DESCRIPTION OF THE TASK:
Wherever "Geschichte" appears in a line, copy that line.

━━━

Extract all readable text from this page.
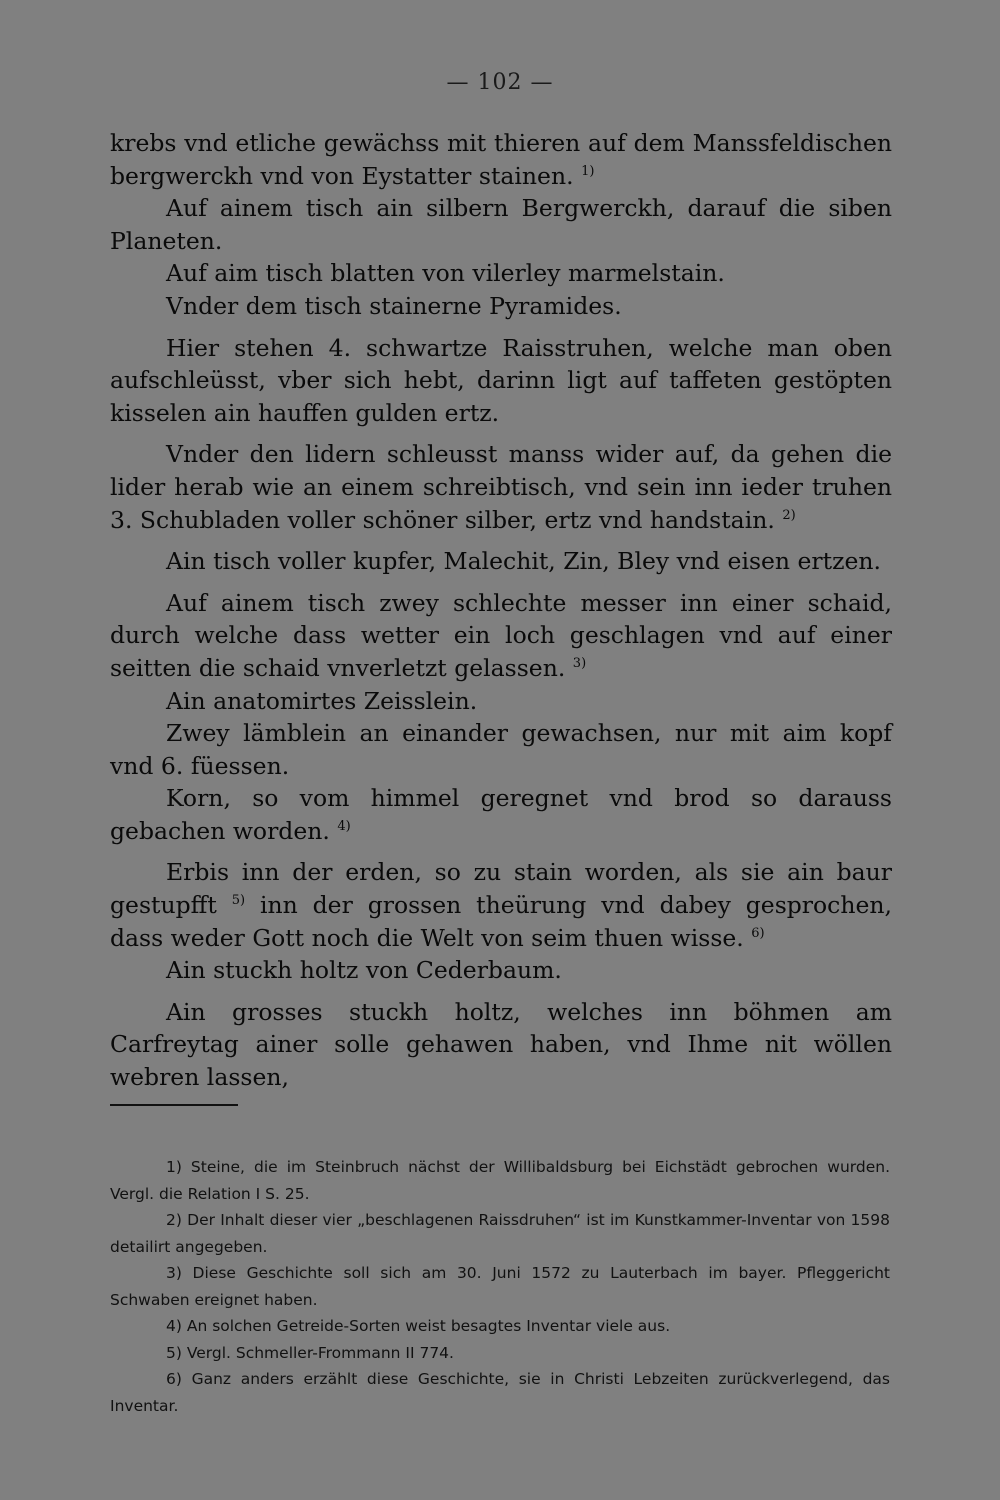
— 102 —

krebs vnd etliche gewächss mit thieren auf dem Manssfeldischen bergwerckh vnd von Eystatter stainen. $^{1)}$

Auf ainem tisch ain silbern Bergwerckh, darauf die siben Planeten.

Auf aim tisch blatten von vilerley marmelstain.

Vnder dem tisch stainerne Pyramides.

Hier stehen 4. schwartze Raisstruhen, welche man oben aufschleüsst, vber sich hebt, darinn ligt auf taffeten gestöpten kisselen ain hauffen gulden ertz.

Vnder den lidern schleusst manss wider auf, da gehen die lider herab wie an einem schreibtisch, vnd sein inn ieder truhen 3. Schubladen voller schöner silber, ertz vnd handstain. $^{2)}$

Ain tisch voller kupfer, Malechit, Zin, Bley vnd eisen ertzen.

Auf ainem tisch zwey schlechte messer inn einer schaid, durch welche dass wetter ein loch geschlagen vnd auf einer seitten die schaid vnverletzt gelassen. $^{3)}$

Ain anatomirtes Zeisslein.

Zwey lämblein an einander gewachsen, nur mit aim kopf vnd 6. füessen.

Korn, so vom himmel geregnet vnd brod so darauss gebachen worden. $^{4)}$

Erbis inn der erden, so zu stain worden, als sie ain baur gestupfft $^{5)}$ inn der grossen theürung vnd dabey gesprochen, dass weder Gott noch die Welt von seim thuen wisse. $^{6)}$

Ain stuckh holtz von Cederbaum.

Ain grosses stuckh holtz, welches inn böhmen am Carfreytag ainer solle gehawen haben, vnd Ihme nit wöllen webren lassen,

1) Steine, die im Steinbruch nächst der Willibaldsburg bei Eichstädt gebrochen wurden. Vergl. die Relation I S. 25.

2) Der Inhalt dieser vier „beschlagenen Raissdruhen“ ist im Kunstkammer-Inventar von 1598 detailirt angegeben.

3) Diese Geschichte soll sich am 30. Juni 1572 zu Lauterbach im bayer. Pfleggericht Schwaben ereignet haben.

4) An solchen Getreide-Sorten weist besagtes Inventar viele aus.

5) Vergl. Schmeller-Frommann II 774.

6) Ganz anders erzählt diese Geschichte, sie in Christi Lebzeiten zurückverlegend, das Inventar.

━━━

SOLUTION TO THE EXERCISE:
3) Diese Geschichte soll sich am 30. Juni 1572 zu Lauterbach im bayer. Pfleggericht Schwaben ereignet haben.
6) Ganz anders erzählt diese Geschichte, sie in Christi Lebzeiten zurückverlegend, das Inventar.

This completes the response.